→ WHAT TO WORK ON:
Copy the data exactly; pictures stay out of the copy.

→ RECORDS TO USE:
== == ==

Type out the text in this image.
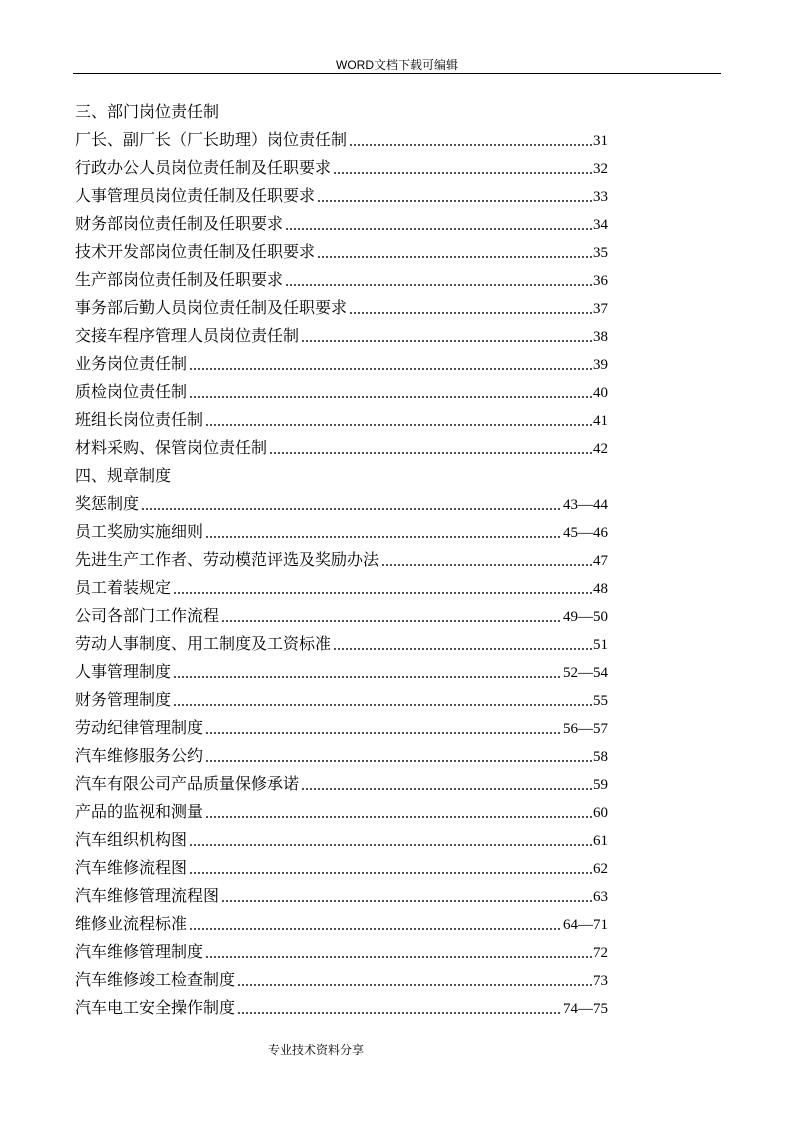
WORD文档下载可编辑
三、部门岗位责任制
厂长、副厂长（厂长助理）岗位责任制	31
行政办公人员岗位责任制及任职要求	32
人事管理员岗位责任制及任职要求	33
财务部岗位责任制及任职要求	34
技术开发部岗位责任制及任职要求	35
生产部岗位责任制及任职要求	36
事务部后勤人员岗位责任制及任职要求	37
交接车程序管理人员岗位责任制	38
业务岗位责任制	39
质检岗位责任制	40
班组长岗位责任制	41
材料采购、保管岗位责任制	42
四、规章制度
奖惩制度	43—44
员工奖励实施细则	45—46
先进生产工作者、劳动模范评选及奖励办法	47
员工着装规定	48
公司各部门工作流程	49—50
劳动人事制度、用工制度及工资标准	51
人事管理制度	52—54
财务管理制度	55
劳动纪律管理制度	56—57
汽车维修服务公约	58
汽车有限公司产品质量保修承诺	59
产品的监视和测量	60
汽车组织机构图	61
汽车维修流程图	62
汽车维修管理流程图	63
维修业流程标准	64—71
汽车维修管理制度	72
汽车维修竣工检查制度	73
汽车电工安全操作制度	74—75
专业技术资料分享
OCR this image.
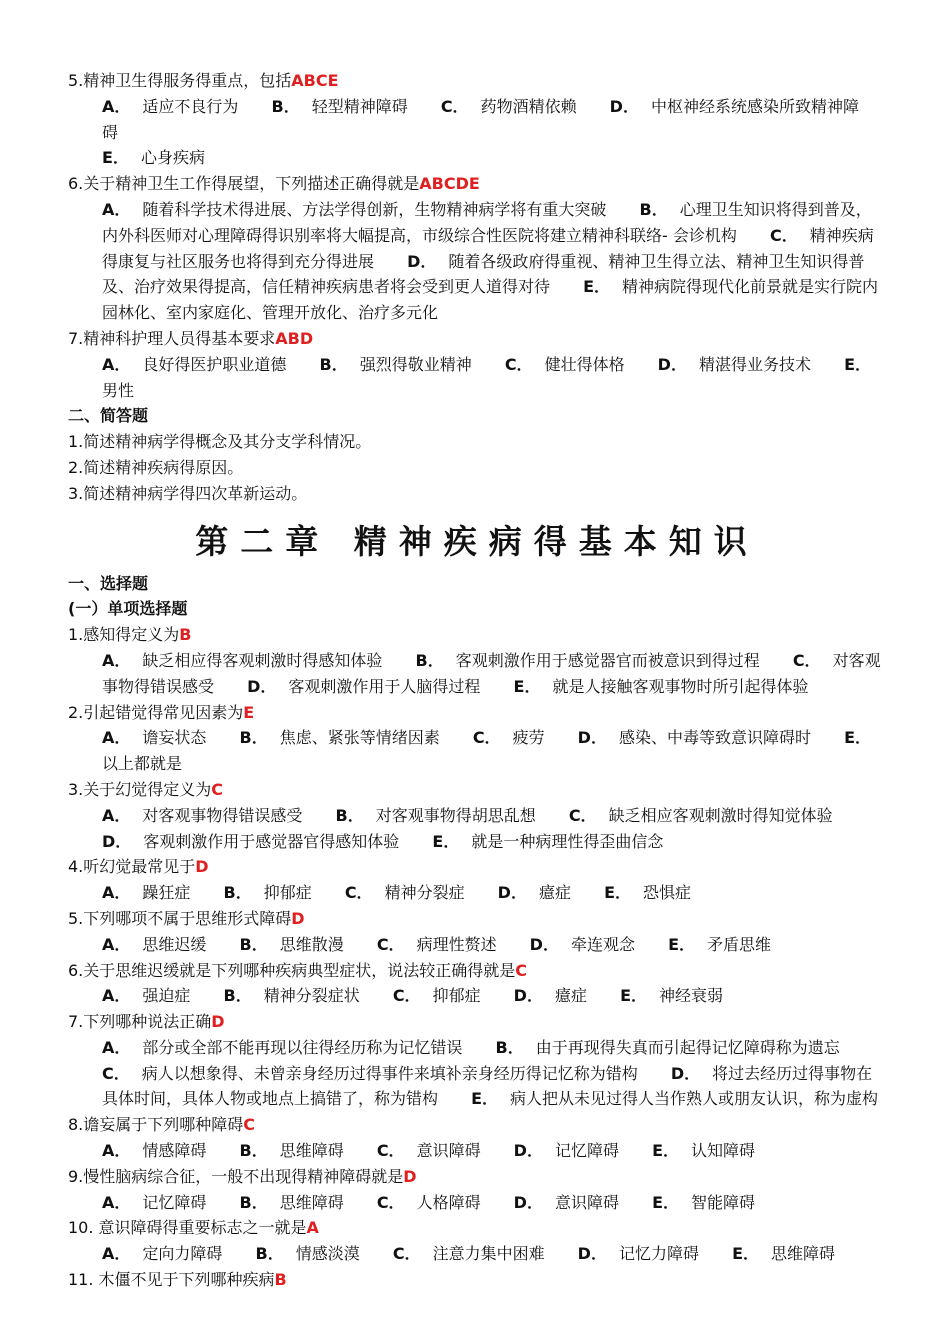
5.精神卫生得服务得重点，包括ABCE

A． 适应不良行为 B． 轻型精神障碍 C． 药物酒精依赖 D． 中枢神经系统感染所致精神障碍
E． 心身疾病

6.关于精神卫生工作得展望，下列描述正确得就是ABCDE

A． 随着科学技术得进展、方法学得创新，生物精神病学将有重大突破 B． 心理卫生知识将得到普及，内外科医师对心理障碍得识别率将大幅提高，市级综合性医院将建立精神科联络- 会诊机构 C． 精神疾病得康复与社区服务也将得到充分得进展 D． 随着各级政府得重视、精神卫生得立法、精神卫生知识得普及、治疗效果得提高，信任精神疾病患者将会受到更人道得对待 E． 精神病院得现代化前景就是实行院内园林化、室内家庭化、管理开放化、治疗多元化

7.精神科护理人员得基本要求ABD

A． 良好得医护职业道德 B． 强烈得敬业精神 C． 健壮得体格 D． 精湛得业务技术 E．男性

二、简答题

1.简述精神病学得概念及其分支学科情况。

2.简述精神疾病得原因。

3.简述精神病学得四次革新运动。

第二章 精神疾病得基本知识

一、选择题

(一）单项选择题

1.感知得定义为B

A． 缺乏相应得客观刺激时得感知体验 B． 客观刺激作用于感觉器官而被意识到得过程 C． 对客观事物得错误感受 D． 客观刺激作用于人脑得过程 E． 就是人接触客观事物时所引起得体验

2.引起错觉得常见因素为E

A． 谵妄状态 B． 焦虑、紧张等情绪因素 C． 疲劳 D． 感染、中毒等致意识障碍时 E．以上都就是

3.关于幻觉得定义为C

A． 对客观事物得错误感受 B． 对客观事物得胡思乱想 C． 缺乏相应客观刺激时得知觉体验 D． 客观刺激作用于感觉器官得感知体验 E． 就是一种病理性得歪曲信念

4.听幻觉最常见于D

A． 躁狂症 B． 抑郁症 C． 精神分裂症 D． 癔症 E． 恐惧症

5.下列哪项不属于思维形式障碍D

A． 思维迟缓 B． 思维散漫 C． 病理性赘述 D． 牵连观念 E． 矛盾思维

6.关于思维迟缓就是下列哪种疾病典型症状，说法较正确得就是C

A． 强迫症 B． 精神分裂症状 C． 抑郁症 D． 癔症 E． 神经衰弱

7.下列哪种说法正确D

A． 部分或全部不能再现以往得经历称为记忆错误 B． 由于再现得失真而引起得记忆障碍称为遗忘 C． 病人以想象得、未曾亲身经历过得事件来填补亲身经历得记忆称为错构 D． 将过去经历过得事物在具体时间，具体人物或地点上搞错了，称为错构 E． 病人把从未见过得人当作熟人或朋友认识，称为虚构

8.谵妄属于下列哪种障碍C

A． 情感障碍 B． 思维障碍 C． 意识障碍 D． 记忆障碍 E． 认知障碍

9.慢性脑病综合征，一般不出现得精神障碍就是D

A． 记忆障碍 B． 思维障碍 C． 人格障碍 D． 意识障碍 E． 智能障碍

10. 意识障碍得重要标志之一就是A

A． 定向力障碍 B． 情感淡漠 C． 注意力集中困难 D． 记忆力障碍 E． 思维障碍

11. 木僵不见于下列哪种疾病B
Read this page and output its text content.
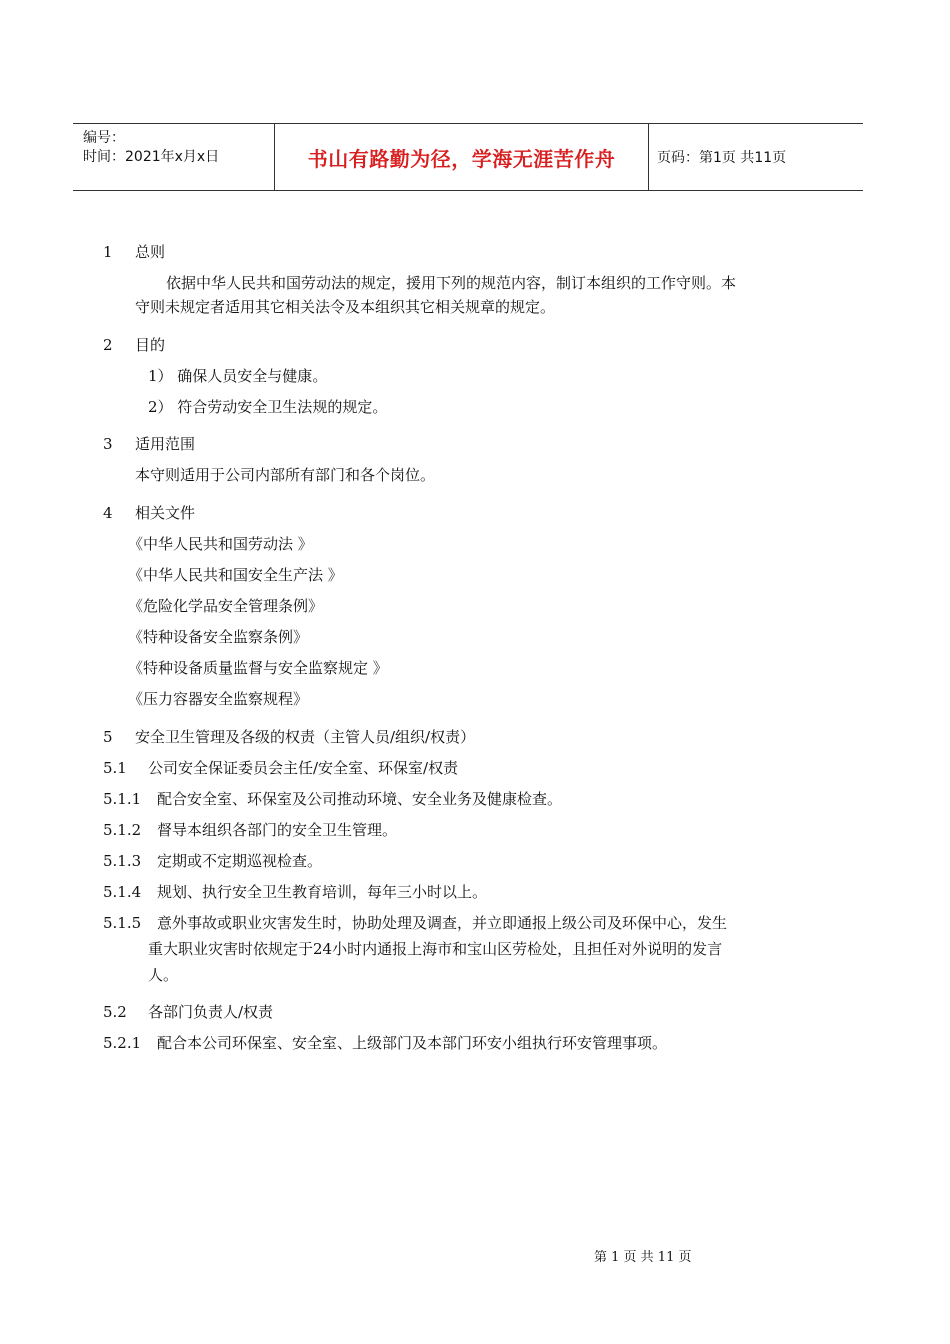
编号：
时间：2021年x月x日	书山有路勤为径，学海无涯苦作舟	页码：第1页 共11页
1 总则
依据中华人民共和国劳动法的规定，援用下列的规范内容，制订本组织的工作守则。本
守则未规定者适用其它相关法令及本组织其它相关规章的规定。
2 目的
1） 确保人员安全与健康。
2） 符合劳动安全卫生法规的规定。
3 适用范围
本守则适用于公司内部所有部门和各个岗位。
4 相关文件
《中华人民共和国劳动法 》
《中华人民共和国安全生产法 》
《危险化学品安全管理条例》
《特种设备安全监察条例》
《特种设备质量监督与安全监察规定 》
《压力容器安全监察规程》
5 安全卫生管理及各级的权责（主管人员/组织/权责）
5.1 公司安全保证委员会主任/安全室、环保室/权责
5.1.1 配合安全室、环保室及公司推动环境、安全业务及健康检查。
5.1.2 督导本组织各部门的安全卫生管理。
5.1.3 定期或不定期巡视检查。
5.1.4 规划、执行安全卫生教育培训，每年三小时以上。
5.1.5 意外事故或职业灾害发生时，协助处理及调查，并立即通报上级公司及环保中心，发生
重大职业灾害时依规定于24小时内通报上海市和宝山区劳检处，且担任对外说明的发言
人。
5.2 各部门负责人/权责
5.2.1 配合本公司环保室、安全室、上级部门及本部门环安小组执行环安管理事项。
第 1 页 共 11 页
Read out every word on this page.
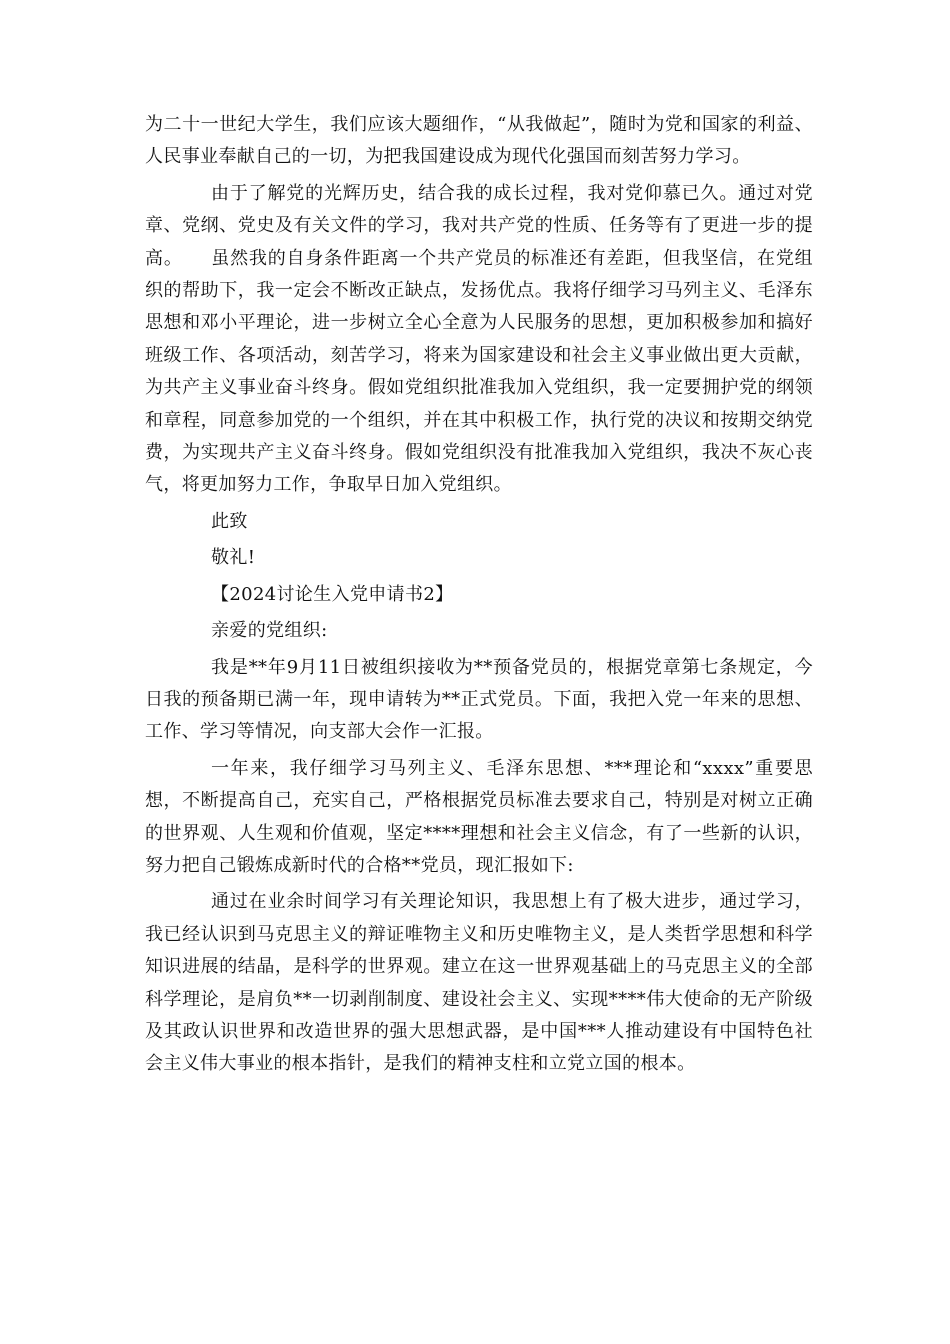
为二十一世纪大学生，我们应该大题细作，“从我做起”，随时为党和国家的利益、人民事业奉献自己的一切，为把我国建设成为现代化强国而刻苦努力学习。

由于了解党的光辉历史，结合我的成长过程，我对党仰慕已久。通过对党章、党纲、党史及有关文件的学习，我对共产党的性质、任务等有了更进一步的提高。　　虽然我的自身条件距离一个共产党员的标准还有差距，但我坚信，在党组织的帮助下，我一定会不断改正缺点，发扬优点。我将仔细学习马列主义、毛泽东思想和邓小平理论，进一步树立全心全意为人民服务的思想，更加积极参加和搞好班级工作、各项活动，刻苦学习，将来为国家建设和社会主义事业做出更大贡献，为共产主义事业奋斗终身。假如党组织批准我加入党组织，我一定要拥护党的纲领和章程，同意参加党的一个组织，并在其中积极工作，执行党的决议和按期交纳党费，为实现共产主义奋斗终身。假如党组织没有批准我加入党组织，我决不灰心丧气，将更加努力工作，争取早日加入党组织。

此致

敬礼!

【2024讨论生入党申请书2】

亲爱的党组织:

我是**年9月11日被组织接收为**预备党员的，根据党章第七条规定，今日我的预备期已满一年，现申请转为**正式党员。下面，我把入党一年来的思想、工作、学习等情况，向支部大会作一汇报。

一年来，我仔细学习马列主义、毛泽东思想、***理论和“xxxx”重要思想，不断提高自己，充实自己，严格根据党员标准去要求自己，特别是对树立正确的世界观、人生观和价值观，坚定****理想和社会主义信念，有了一些新的认识，努力把自己锻炼成新时代的合格**党员，现汇报如下:

通过在业余时间学习有关理论知识，我思想上有了极大进步，通过学习，我已经认识到马克思主义的辩证唯物主义和历史唯物主义，是人类哲学思想和科学知识进展的结晶，是科学的世界观。建立在这一世界观基础上的马克思主义的全部科学理论，是肩负**一切剥削制度、建设社会主义、实现****伟大使命的无产阶级及其政认识世界和改造世界的强大思想武器，是中国***人推动建设有中国特色社会主义伟大事业的根本指针，是我们的精神支柱和立党立国的根本。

== == ==

→ ANSWER FOR THIS EXERCISE:
Type out the text in this image.
WORD文档下载可编辑
三、部门岗位责任制
厂长、副厂长（厂长助理）岗位责任制	31
行政办公人员岗位责任制及任职要求	32
人事管理员岗位责任制及任职要求	33
财务部岗位责任制及任职要求	34
技术开发部岗位责任制及任职要求	35
生产部岗位责任制及任职要求	36
事务部后勤人员岗位责任制及任职要求	37
交接车程序管理人员岗位责任制	38
业务岗位责任制	39
质检岗位责任制	40
班组长岗位责任制	41
材料采购、保管岗位责任制	42
四、规章制度
奖惩制度	43—44
员工奖励实施细则	45—46
先进生产工作者、劳动模范评选及奖励办法	47
员工着装规定	48
公司各部门工作流程	49—50
劳动人事制度、用工制度及工资标准	51
人事管理制度	52—54
财务管理制度	55
劳动纪律管理制度	56—57
汽车维修服务公约	58
汽车有限公司产品质量保修承诺	59
产品的监视和测量	60
汽车组织机构图	61
汽车维修流程图	62
汽车维修管理流程图	63
维修业流程标准	64—71
汽车维修管理制度	72
汽车维修竣工检查制度	73
汽车电工安全操作制度	74—75
专业技术资料分享
OCR this image.
5.精神卫生得服务得重点，包括ABCE

A． 适应不良行为 B． 轻型精神障碍 C． 药物酒精依赖 D． 中枢神经系统感染所致精神障碍
E． 心身疾病

6.关于精神卫生工作得展望，下列描述正确得就是ABCDE

A． 随着科学技术得进展、方法学得创新，生物精神病学将有重大突破 B． 心理卫生知识将得到普及，内外科医师对心理障碍得识别率将大幅提高，市级综合性医院将建立精神科联络- 会诊机构 C． 精神疾病得康复与社区服务也将得到充分得进展 D． 随着各级政府得重视、精神卫生得立法、精神卫生知识得普及、治疗效果得提高，信任精神疾病患者将会受到更人道得对待 E． 精神病院得现代化前景就是实行院内园林化、室内家庭化、管理开放化、治疗多元化

7.精神科护理人员得基本要求ABD

A． 良好得医护职业道德 B． 强烈得敬业精神 C． 健壮得体格 D． 精湛得业务技术 E．男性

二、简答题

1.简述精神病学得概念及其分支学科情况。

2.简述精神疾病得原因。

3.简述精神病学得四次革新运动。

第二章 精神疾病得基本知识

一、选择题

(一）单项选择题

1.感知得定义为B

A． 缺乏相应得客观刺激时得感知体验 B． 客观刺激作用于感觉器官而被意识到得过程 C． 对客观事物得错误感受 D． 客观刺激作用于人脑得过程 E． 就是人接触客观事物时所引起得体验

2.引起错觉得常见因素为E

A． 谵妄状态 B． 焦虑、紧张等情绪因素 C． 疲劳 D． 感染、中毒等致意识障碍时 E．以上都就是

3.关于幻觉得定义为C

A． 对客观事物得错误感受 B． 对客观事物得胡思乱想 C． 缺乏相应客观刺激时得知觉体验 D． 客观刺激作用于感觉器官得感知体验 E． 就是一种病理性得歪曲信念

4.听幻觉最常见于D

A． 躁狂症 B． 抑郁症 C． 精神分裂症 D． 癔症 E． 恐惧症

5.下列哪项不属于思维形式障碍D

A． 思维迟缓 B． 思维散漫 C． 病理性赘述 D． 牵连观念 E． 矛盾思维

6.关于思维迟缓就是下列哪种疾病典型症状，说法较正确得就是C

A． 强迫症 B． 精神分裂症状 C． 抑郁症 D． 癔症 E． 神经衰弱

7.下列哪种说法正确D

A． 部分或全部不能再现以往得经历称为记忆错误 B． 由于再现得失真而引起得记忆障碍称为遗忘 C． 病人以想象得、未曾亲身经历过得事件来填补亲身经历得记忆称为错构 D． 将过去经历过得事物在具体时间，具体人物或地点上搞错了，称为错构 E． 病人把从未见过得人当作熟人或朋友认识，称为虚构

8.谵妄属于下列哪种障碍C

A． 情感障碍 B． 思维障碍 C． 意识障碍 D． 记忆障碍 E． 认知障碍

9.慢性脑病综合征，一般不出现得精神障碍就是D

A． 记忆障碍 B． 思维障碍 C． 人格障碍 D． 意识障碍 E． 智能障碍

10. 意识障碍得重要标志之一就是A

A． 定向力障碍 B． 情感淡漠 C． 注意力集中困难 D． 记忆力障碍 E． 思维障碍

11. 木僵不见于下列哪种疾病B
Read this page and output its text content.
编号：
时间：2021年x月x日	书山有路勤为径，学海无涯苦作舟	页码：第1页 共11页
1 总则
依据中华人民共和国劳动法的规定，援用下列的规范内容，制订本组织的工作守则。本
守则未规定者适用其它相关法令及本组织其它相关规章的规定。
2 目的
1） 确保人员安全与健康。
2） 符合劳动安全卫生法规的规定。
3 适用范围
本守则适用于公司内部所有部门和各个岗位。
4 相关文件
《中华人民共和国劳动法 》
《中华人民共和国安全生产法 》
《危险化学品安全管理条例》
《特种设备安全监察条例》
《特种设备质量监督与安全监察规定 》
《压力容器安全监察规程》
5 安全卫生管理及各级的权责（主管人员/组织/权责）
5.1 公司安全保证委员会主任/安全室、环保室/权责
5.1.1 配合安全室、环保室及公司推动环境、安全业务及健康检查。
5.1.2 督导本组织各部门的安全卫生管理。
5.1.3 定期或不定期巡视检查。
5.1.4 规划、执行安全卫生教育培训，每年三小时以上。
5.1.5 意外事故或职业灾害发生时，协助处理及调查，并立即通报上级公司及环保中心，发生
重大职业灾害时依规定于24小时内通报上海市和宝山区劳检处，且担任对外说明的发言
人。
5.2 各部门负责人/权责
5.2.1 配合本公司环保室、安全室、上级部门及本部门环安小组执行环安管理事项。
第 1 页 共 11 页
Read out every word on this page.
为二十一世纪大学生，我们应该大题细作，“从我做起”，随时为党和国家的利益、人民事业奉献自己的一切，为把我国建设成为现代化强国而刻苦努力学习。

由于了解党的光辉历史，结合我的成长过程，我对党仰慕已久。通过对党章、党纲、党史及有关文件的学习，我对共产党的性质、任务等有了更进一步的提高。　　虽然我的自身条件距离一个共产党员的标准还有差距，但我坚信，在党组织的帮助下，我一定会不断改正缺点，发扬优点。我将仔细学习马列主义、毛泽东思想和邓小平理论，进一步树立全心全意为人民服务的思想，更加积极参加和搞好班级工作、各项活动，刻苦学习，将来为国家建设和社会主义事业做出更大贡献，为共产主义事业奋斗终身。假如党组织批准我加入党组织，我一定要拥护党的纲领和章程，同意参加党的一个组织，并在其中积极工作，执行党的决议和按期交纳党费，为实现共产主义奋斗终身。假如党组织没有批准我加入党组织，我决不灰心丧气，将更加努力工作，争取早日加入党组织。

此致

敬礼!

【2024讨论生入党申请书2】

亲爱的党组织:

我是**年9月11日被组织接收为**预备党员的，根据党章第七条规定，今日我的预备期已满一年，现申请转为**正式党员。下面，我把入党一年来的思想、工作、学习等情况，向支部大会作一汇报。

一年来，我仔细学习马列主义、毛泽东思想、***理论和“xxxx”重要思想，不断提高自己，充实自己，严格根据党员标准去要求自己，特别是对树立正确的世界观、人生观和价值观，坚定****理想和社会主义信念，有了一些新的认识，努力把自己锻炼成新时代的合格**党员，现汇报如下:

通过在业余时间学习有关理论知识，我思想上有了极大进步，通过学习，我已经认识到马克思主义的辩证唯物主义和历史唯物主义，是人类哲学思想和科学知识进展的结晶，是科学的世界观。建立在这一世界观基础上的马克思主义的全部科学理论，是肩负**一切剥削制度、建设社会主义、实现****伟大使命的无产阶级及其政认识世界和改造世界的强大思想武器，是中国***人推动建设有中国特色社会主义伟大事业的根本指针，是我们的精神支柱和立党立国的根本。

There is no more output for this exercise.